### Supplied text
=== Begin Enclosure ===

Abstract

To describe a subset of cases in a large cohort of patients with primary CNS vasculitis (PCNSV) who appear to have a rapidly progressive clinical course. In the present study, we use our updated cohort of 131 consecutive patients with PCNSV seen over the 25-year period of 1983-2007 at Mayo Clinic, Rochester, MN, USA. The diagnosis of PCNSV was based on brain/spinal cord biopsy or cerebral angiography. The modified Rankin scale was used to identify rapidly progressive disease and included patients with Rankin scores indicating severe disability or death at diagnosis or within 6 months after the diagnosis. We compared patients with rapidly progressive disease to those without. Compared with the 120 patients without rapidly progressive vasculitis, the 11 patients with rapidly progressive vasculitis more frequently had paraparesis/quadriparesis at presentation, angiographic presence of bilateral, large-vessel vasculitis and MRI evidence of cerebral infarctions; those infarctions were more frequently multiple and bilateral, and more frequently involved both the cortex and subcortical regions on initial MRI. Granulomatous and/or necrotizing histopathological patterns of vasculitis were observed in patients with positive biopsies. Rapidly progressive PCNSV appears to form a subset of PCNSV at the worst end of the clinical spectrum of this vasculitis, characterized by bilateral, multiple, large cerebral vessel lesions and multiple CNS infarctions.

=== End Enclosure ===

(Bounding box prediction records)
=== Begin Enclosure ===

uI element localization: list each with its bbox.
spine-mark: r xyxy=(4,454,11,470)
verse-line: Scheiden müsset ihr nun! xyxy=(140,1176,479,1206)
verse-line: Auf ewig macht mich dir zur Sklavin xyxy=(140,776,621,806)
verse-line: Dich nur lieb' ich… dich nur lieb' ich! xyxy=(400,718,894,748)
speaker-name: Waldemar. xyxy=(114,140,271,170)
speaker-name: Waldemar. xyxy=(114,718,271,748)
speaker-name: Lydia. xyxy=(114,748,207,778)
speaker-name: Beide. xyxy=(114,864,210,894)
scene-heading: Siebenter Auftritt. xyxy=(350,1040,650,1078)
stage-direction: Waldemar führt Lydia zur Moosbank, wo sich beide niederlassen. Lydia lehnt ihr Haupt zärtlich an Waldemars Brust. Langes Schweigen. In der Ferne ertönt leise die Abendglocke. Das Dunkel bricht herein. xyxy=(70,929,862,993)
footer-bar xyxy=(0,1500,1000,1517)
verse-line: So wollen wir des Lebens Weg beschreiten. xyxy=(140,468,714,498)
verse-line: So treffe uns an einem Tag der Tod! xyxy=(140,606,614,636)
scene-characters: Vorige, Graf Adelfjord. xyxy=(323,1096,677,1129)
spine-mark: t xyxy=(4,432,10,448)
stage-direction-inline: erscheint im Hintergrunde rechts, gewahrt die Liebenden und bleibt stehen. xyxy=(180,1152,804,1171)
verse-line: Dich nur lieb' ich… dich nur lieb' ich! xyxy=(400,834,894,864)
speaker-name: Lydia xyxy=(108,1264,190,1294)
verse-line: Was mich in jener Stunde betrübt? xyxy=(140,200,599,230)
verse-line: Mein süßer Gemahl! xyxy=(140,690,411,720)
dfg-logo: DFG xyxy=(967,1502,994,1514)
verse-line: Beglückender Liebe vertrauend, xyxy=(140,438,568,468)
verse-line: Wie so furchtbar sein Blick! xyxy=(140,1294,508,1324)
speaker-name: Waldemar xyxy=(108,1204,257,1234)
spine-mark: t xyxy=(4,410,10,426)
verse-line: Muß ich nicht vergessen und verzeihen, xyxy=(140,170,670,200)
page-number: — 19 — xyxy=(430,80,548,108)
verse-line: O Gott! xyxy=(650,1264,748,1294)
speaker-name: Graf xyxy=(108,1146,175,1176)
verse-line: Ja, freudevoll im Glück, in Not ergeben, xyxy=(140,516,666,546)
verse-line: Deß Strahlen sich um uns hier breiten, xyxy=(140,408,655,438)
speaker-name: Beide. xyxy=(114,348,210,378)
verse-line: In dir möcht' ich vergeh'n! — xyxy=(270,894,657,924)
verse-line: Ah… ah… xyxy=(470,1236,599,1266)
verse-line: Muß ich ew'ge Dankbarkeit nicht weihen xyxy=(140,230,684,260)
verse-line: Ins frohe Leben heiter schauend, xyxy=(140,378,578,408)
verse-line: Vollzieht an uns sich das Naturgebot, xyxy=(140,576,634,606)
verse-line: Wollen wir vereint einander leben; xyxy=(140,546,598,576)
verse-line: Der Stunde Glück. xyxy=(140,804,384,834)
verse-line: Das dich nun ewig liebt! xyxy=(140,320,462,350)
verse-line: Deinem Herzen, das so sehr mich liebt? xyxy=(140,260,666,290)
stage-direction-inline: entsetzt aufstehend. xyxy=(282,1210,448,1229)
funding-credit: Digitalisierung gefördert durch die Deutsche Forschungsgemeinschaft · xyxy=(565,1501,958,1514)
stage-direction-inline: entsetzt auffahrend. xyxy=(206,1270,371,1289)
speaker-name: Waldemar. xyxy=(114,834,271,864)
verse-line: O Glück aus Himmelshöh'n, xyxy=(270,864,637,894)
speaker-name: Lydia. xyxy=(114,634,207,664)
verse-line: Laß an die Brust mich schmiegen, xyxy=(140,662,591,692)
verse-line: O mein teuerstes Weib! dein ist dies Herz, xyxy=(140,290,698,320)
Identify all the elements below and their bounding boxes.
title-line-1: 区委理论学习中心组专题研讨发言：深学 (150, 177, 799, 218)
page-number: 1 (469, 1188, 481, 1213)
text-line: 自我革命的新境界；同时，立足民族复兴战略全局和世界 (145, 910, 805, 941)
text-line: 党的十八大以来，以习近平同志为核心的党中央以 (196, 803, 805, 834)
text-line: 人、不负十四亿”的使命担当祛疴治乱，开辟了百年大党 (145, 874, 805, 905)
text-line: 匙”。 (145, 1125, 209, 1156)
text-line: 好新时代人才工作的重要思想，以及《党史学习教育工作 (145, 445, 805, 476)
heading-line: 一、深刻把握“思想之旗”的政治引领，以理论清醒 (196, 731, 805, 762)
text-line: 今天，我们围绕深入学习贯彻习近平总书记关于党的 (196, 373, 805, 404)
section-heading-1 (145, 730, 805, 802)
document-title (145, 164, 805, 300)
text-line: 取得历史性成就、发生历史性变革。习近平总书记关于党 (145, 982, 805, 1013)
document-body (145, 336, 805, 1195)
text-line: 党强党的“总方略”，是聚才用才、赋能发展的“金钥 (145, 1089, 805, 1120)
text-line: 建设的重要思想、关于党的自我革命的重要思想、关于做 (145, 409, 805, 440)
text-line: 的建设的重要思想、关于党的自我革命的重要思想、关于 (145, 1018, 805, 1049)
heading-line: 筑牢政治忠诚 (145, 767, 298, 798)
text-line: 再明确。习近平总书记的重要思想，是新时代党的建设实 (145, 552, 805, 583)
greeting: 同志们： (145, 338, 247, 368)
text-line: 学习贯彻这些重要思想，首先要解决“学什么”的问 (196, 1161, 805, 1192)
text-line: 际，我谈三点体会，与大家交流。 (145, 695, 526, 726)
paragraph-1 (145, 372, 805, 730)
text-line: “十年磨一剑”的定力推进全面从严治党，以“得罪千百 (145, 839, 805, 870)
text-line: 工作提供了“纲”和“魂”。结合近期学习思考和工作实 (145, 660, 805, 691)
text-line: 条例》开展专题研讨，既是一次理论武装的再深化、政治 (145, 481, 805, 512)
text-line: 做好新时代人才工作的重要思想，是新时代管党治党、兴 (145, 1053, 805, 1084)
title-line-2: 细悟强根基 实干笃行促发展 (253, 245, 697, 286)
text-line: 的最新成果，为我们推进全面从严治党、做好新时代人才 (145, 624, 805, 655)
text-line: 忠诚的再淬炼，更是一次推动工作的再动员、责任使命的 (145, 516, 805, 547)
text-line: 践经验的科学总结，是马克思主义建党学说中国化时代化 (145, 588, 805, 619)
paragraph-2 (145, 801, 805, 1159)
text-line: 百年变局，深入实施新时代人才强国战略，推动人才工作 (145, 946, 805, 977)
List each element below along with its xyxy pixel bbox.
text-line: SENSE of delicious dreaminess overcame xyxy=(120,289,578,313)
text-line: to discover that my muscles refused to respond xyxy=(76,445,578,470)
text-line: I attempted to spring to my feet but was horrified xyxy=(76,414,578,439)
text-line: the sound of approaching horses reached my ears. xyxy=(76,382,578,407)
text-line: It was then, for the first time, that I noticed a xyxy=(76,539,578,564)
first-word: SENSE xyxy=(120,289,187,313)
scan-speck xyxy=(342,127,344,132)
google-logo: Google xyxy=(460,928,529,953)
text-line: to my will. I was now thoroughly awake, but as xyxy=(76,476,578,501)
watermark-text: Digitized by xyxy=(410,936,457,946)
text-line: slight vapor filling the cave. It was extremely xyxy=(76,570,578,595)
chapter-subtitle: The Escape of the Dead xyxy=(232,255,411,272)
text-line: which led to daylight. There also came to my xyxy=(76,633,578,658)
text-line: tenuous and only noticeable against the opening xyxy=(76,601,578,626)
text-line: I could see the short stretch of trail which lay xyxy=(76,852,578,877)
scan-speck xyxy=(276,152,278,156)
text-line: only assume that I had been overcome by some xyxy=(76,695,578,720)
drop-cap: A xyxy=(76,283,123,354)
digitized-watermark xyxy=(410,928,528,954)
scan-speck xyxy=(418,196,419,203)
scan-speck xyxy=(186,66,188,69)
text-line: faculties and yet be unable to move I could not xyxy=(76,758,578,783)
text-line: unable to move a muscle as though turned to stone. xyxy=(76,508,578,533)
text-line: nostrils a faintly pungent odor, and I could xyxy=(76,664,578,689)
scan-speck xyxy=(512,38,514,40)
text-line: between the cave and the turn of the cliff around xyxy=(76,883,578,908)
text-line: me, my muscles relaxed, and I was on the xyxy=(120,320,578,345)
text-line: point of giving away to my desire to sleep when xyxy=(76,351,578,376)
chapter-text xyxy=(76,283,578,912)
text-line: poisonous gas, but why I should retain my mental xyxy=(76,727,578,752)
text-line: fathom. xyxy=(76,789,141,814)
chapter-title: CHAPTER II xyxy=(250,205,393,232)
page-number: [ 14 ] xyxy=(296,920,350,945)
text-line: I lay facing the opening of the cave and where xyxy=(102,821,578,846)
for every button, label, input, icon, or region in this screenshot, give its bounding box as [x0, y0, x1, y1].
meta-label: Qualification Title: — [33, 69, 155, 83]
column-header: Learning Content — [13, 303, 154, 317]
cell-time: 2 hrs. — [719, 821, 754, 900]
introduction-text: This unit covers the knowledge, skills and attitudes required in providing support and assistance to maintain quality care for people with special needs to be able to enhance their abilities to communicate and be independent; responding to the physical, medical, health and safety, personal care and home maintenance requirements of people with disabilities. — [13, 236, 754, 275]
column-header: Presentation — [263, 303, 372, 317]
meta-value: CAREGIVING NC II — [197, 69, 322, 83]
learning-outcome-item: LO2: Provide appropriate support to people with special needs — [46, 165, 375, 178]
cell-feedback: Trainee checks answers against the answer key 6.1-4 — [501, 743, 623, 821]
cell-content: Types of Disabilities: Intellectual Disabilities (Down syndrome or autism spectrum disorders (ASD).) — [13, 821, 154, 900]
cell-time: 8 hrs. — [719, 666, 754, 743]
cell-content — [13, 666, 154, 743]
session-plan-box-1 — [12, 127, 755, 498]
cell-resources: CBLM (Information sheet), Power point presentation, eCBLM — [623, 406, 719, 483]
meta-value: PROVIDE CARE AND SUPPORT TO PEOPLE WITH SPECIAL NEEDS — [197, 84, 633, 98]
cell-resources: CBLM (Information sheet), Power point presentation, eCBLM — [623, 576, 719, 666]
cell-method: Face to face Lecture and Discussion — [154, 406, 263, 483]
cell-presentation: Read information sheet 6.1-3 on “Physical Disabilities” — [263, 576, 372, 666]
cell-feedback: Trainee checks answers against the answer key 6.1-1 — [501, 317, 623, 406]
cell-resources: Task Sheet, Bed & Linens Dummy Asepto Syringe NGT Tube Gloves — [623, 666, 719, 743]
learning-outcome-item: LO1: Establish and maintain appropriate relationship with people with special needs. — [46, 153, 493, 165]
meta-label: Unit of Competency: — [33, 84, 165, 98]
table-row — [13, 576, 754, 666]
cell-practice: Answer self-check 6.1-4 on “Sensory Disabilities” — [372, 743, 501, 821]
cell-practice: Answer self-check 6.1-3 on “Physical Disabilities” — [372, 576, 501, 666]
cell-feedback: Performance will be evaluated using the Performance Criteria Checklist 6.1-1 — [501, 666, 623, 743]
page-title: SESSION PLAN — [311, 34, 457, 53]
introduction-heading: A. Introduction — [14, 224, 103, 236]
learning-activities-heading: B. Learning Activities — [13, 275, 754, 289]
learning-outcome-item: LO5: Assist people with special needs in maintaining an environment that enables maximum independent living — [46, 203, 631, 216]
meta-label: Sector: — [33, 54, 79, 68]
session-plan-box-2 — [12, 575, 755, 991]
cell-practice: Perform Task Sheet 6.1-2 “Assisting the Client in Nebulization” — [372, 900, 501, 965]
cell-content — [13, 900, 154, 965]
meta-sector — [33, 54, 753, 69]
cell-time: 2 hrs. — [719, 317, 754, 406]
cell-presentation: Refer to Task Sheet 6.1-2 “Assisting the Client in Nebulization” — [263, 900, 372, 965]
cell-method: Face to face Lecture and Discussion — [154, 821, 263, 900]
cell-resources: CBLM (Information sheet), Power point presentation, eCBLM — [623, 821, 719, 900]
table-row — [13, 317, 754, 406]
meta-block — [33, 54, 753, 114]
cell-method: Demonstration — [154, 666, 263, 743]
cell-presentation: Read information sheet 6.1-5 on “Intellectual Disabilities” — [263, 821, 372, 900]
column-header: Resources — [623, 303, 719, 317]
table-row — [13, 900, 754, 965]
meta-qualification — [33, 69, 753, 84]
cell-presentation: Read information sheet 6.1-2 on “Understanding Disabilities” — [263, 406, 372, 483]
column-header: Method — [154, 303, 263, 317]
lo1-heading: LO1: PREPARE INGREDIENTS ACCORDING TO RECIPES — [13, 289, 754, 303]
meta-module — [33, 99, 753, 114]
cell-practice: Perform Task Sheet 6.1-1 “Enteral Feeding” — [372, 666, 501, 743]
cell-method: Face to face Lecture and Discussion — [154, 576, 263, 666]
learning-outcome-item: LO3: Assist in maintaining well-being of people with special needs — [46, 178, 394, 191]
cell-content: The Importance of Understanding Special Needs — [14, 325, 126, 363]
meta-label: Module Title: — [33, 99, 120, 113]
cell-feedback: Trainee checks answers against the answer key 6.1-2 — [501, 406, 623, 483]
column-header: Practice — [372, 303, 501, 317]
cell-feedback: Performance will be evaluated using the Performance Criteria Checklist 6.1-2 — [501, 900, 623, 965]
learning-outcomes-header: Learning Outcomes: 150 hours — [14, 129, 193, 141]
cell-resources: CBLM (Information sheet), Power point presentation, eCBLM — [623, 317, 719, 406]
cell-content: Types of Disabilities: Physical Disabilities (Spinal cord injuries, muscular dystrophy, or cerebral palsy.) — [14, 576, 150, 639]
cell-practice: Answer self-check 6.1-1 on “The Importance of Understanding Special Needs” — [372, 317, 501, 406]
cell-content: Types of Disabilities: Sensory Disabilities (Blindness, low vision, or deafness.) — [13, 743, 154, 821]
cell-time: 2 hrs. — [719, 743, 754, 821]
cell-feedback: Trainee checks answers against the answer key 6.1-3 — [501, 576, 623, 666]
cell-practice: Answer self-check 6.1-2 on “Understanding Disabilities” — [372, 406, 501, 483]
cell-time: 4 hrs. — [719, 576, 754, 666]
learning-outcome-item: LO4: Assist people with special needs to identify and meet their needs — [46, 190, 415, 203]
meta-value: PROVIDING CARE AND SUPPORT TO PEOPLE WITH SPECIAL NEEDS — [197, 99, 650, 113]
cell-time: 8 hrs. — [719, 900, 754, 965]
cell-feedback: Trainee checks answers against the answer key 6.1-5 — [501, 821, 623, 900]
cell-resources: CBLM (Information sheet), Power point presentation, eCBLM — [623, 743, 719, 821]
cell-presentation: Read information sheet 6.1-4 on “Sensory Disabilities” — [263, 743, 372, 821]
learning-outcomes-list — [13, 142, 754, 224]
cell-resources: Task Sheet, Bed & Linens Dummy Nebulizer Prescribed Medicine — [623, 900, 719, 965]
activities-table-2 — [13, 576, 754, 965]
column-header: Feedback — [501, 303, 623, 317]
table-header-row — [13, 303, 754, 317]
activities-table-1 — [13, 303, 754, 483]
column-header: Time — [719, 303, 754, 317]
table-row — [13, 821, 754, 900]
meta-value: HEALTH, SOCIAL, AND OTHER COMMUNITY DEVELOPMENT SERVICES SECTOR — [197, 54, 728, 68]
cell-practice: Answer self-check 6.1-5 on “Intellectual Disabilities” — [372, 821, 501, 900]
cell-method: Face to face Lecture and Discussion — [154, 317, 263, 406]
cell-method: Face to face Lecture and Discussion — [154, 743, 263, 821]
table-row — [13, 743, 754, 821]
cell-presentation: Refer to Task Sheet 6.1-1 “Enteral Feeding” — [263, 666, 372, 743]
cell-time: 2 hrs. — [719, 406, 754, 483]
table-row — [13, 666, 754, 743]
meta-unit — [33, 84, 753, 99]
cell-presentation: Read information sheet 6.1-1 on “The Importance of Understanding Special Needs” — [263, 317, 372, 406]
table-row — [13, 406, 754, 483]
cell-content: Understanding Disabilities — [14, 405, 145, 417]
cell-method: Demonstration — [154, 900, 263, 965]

=== End Enclosure ===

### Study questions
a) Condense the paragraph of the vasculitis abstract that begins "To describe a subset of cases" into a short bulleted list that keeps its main facts.
b) Answer these questions using the vasculitis abstract, one line each:
(i) How many patients were in the cohort, and over what years were they seen?
(ii) Which scale was used to identify rapidly progressive disease?
(iii) What histopathological patterns were seen in patients with positive biopsies?
c) Summarize the vasculitis abstract in two sentences.

### Solutions by task
a)
- Aim: to describe patients with primary CNS vasculitis (PCNSV) who appear to have a rapidly progressive course.
- Cohort: 131 consecutive PCNSV patients seen at Mayo Clinic, Rochester, MN, USA, from 1983 to 2007.
- Diagnosis: brain/spinal cord biopsy or cerebral angiography.
- Definition of rapid progression: modified Rankin scores showing severe disability or death at diagnosis or within 6 months after it.
- Findings: the 11 rapidly progressive patients, compared with the other 120, more often had paraparesis/quadriparesis at presentation, bilateral large-vessel vasculitis on angiography, and cerebral infarctions on MRI. These infarctions were more often multiple and bilateral and more often involved both cortex and subcortical regions.
- Histopathology: positive biopsies showed granulomatous and/or necrotizing patterns.
- Conclusion: rapidly progressive PCNSV appears to be a subset at the worst end of the clinical spectrum. It is marked by bilateral, multiple, large cerebral vessel lesions and multiple CNS infarctions.

b)
(i) 131 patients, seen from 1983 to 2007.
(ii) The modified Rankin scale.
(iii) Granulomatous and/or necrotizing patterns of vasculitis.

c) In a Mayo Clinic cohort of 131 patients with primary CNS vasculitis, 11 had a rapidly progressive course, meaning severe disability or death at diagnosis or within 6 months. Compared with the other patients, these 11 more often had paraparesis/quadriparesis, bilateral large-vessel vasculitis, and multiple bilateral infarctions, so they appear to form a subset at the worst end of the disease's clinical spectrum.